▽

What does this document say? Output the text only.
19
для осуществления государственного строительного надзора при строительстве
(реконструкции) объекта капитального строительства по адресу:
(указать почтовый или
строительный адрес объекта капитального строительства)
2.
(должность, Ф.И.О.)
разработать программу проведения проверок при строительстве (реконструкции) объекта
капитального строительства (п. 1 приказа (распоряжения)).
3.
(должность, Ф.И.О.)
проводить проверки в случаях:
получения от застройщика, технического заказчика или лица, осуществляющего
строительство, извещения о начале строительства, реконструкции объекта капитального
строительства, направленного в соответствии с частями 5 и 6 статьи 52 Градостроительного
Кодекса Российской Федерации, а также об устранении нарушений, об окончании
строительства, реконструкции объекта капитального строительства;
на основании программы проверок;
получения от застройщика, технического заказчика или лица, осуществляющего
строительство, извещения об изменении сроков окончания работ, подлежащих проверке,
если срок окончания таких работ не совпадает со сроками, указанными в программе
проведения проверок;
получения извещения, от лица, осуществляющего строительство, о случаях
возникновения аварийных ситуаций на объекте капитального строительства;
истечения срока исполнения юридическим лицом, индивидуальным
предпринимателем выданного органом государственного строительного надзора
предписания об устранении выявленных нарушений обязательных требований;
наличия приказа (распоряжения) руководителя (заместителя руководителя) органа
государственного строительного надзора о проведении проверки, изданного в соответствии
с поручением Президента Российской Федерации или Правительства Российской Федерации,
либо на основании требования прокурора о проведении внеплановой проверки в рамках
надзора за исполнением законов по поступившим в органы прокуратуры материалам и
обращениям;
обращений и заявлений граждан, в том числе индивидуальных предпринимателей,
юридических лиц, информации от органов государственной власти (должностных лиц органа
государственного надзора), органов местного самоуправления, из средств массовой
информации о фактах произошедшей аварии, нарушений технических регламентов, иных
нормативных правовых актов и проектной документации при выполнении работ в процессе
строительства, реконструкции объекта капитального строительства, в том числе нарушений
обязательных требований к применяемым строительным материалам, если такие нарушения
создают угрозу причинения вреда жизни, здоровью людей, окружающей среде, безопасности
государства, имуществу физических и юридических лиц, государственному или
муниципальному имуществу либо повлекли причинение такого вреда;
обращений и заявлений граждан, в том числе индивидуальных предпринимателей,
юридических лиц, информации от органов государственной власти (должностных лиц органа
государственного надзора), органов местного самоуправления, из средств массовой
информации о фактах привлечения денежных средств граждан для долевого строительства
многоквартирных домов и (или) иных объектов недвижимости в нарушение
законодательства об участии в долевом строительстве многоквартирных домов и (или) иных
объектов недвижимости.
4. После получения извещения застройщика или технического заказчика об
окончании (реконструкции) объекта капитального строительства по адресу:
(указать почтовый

△

What to work on: Give only the number of lines that include the word "строительства".

Complete output: 10